■ Source text:
Implementation:Datajuicer Data juicer ImageFaceCountFilter
| Knowledge Sources | |
|---|---|
| Domains | Data_Quality, Filtering |
| Last Updated | 2026-02-14 16:00 GMT |
Overview
Concrete tool for filtering data samples based on the number of detected faces in images provided by Data-Juicer.
Description
ImageFaceCountFilter is a filter operator that keeps samples with the number of faces within a specific range. It uses an OpenCV Haar cascade classifier (default: haarcascade_frontalface_alt.xml) for face detection. The face counts are cached under the face_counts stats key. The operator supports 'any' (keep if any image meets the condition) and 'all' (keep only if all images meet the condition) strategies. It extends the Filter base class and implements the two-phase compute_stats/process pattern.
Usage
Import this operator when you need to filter dataset samples based on the number of human faces detected in images. Configure it in your Data-Juicer YAML config or instantiate directly.
Code Reference
Source Location
- Repository: Datajuicer_Data_juicer
- File: data_juicer/ops/filter/image_face_count_filter.py
- Lines: 1-126
Signature
@UNFORKABLE.register_module("image_face_count_filter")
@OPERATORS.register_module("image_face_count_filter")
@LOADED_IMAGES.register_module("image_face_count_filter")
class ImageFaceCountFilter(Filter):
def __init__(
self,
cv_classifier: str = "",
min_face_count: int = 1,
max_face_count: int = 1,
any_or_all: str = "any",
*args,
**kwargs,
):
...

■ Recorded information:
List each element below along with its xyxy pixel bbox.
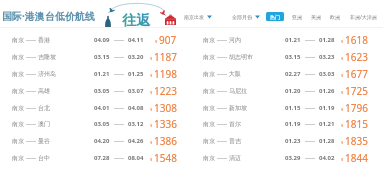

■ Stated task A:
Please list every parameter in the face count filter page's constructor signature that has a default value, along with that default.
■ Stated task B:
Under which stats key does the face count filter page say the face counts are cached?
None of the data is needed here.

■ Correct response A:
- cv_classifier: "" (an empty string)
- min_face_count: 1
- max_face_count: 1
- any_or_all: "any"

■ Correct response B:
face_counts